- Goal
Repeat the material exactly, leaving nothing out.

#####

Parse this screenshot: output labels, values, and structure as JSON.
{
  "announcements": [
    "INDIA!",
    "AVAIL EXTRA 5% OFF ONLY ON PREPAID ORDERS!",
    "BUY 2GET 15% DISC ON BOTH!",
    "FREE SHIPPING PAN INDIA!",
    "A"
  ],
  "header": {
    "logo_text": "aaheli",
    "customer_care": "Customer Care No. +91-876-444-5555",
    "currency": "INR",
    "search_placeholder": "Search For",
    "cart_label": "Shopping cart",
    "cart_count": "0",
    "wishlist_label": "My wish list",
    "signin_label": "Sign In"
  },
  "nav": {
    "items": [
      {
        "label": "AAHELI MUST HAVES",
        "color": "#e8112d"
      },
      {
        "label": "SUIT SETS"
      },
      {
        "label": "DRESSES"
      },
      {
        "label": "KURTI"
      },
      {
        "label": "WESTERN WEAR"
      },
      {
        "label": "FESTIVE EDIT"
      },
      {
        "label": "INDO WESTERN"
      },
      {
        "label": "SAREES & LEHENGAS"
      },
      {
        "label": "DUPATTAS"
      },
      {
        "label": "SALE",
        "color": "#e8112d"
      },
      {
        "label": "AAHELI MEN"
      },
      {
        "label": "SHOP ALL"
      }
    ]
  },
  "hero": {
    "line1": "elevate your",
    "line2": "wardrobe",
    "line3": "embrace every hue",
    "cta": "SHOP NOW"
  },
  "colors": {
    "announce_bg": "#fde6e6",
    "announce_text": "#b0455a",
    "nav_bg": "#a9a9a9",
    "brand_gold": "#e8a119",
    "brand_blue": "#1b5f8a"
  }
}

#####

- The answer
Parse this screenshot: output labels, values, and structure as JSON.
{
  "announcements": [
    "INDIA!",
    "AVAIL EXTRA 5% OFF ONLY ON PREPAID ORDERS!",
    "BUY 2GET 15% DISC ON BOTH!",
    "FREE SHIPPING PAN INDIA!",
    "A"
  ],
  "header": {
    "logo_text": "aaheli",
    "customer_care": "Customer Care No. +91-876-444-5555",
    "currency": "INR",
    "search_placeholder": "Search For",
    "cart_label": "Shopping cart",
    "cart_count": "0",
    "wishlist_label": "My wish list",
    "signin_label": "Sign In"
  },
  "nav": {
    "items": [
      {
        "label": "AAHELI MUST HAVES",
        "color": "#e8112d"
      },
      {
        "label": "SUIT SETS"
      },
      {
        "label": "DRESSES"
      },
      {
        "label": "KURTI"
      },
      {
        "label": "WESTERN WEAR"
      },
      {
        "label": "FESTIVE EDIT"
      },
      {
        "label": "INDO WESTERN"
      },
      {
        "label": "SAREES & LEHENGAS"
      },
      {
        "label": "DUPATTAS"
      },
      {
        "label": "SALE",
        "color": "#e8112d"
      },
      {
        "label": "AAHELI MEN"
      },
      {
        "label": "SHOP ALL"
      }
    ]
  },
  "hero": {
    "line1": "elevate your",
    "line2": "wardrobe",
    "line3": "embrace every hue",
    "cta": "SHOP NOW"
  },
  "colors": {
    "announce_bg": "#fde6e6",
    "announce_text": "#b0455a",
    "nav_bg": "#a9a9a9",
    "brand_gold": "#e8a119",
    "brand_blue": "#1b5f8a"
  }
}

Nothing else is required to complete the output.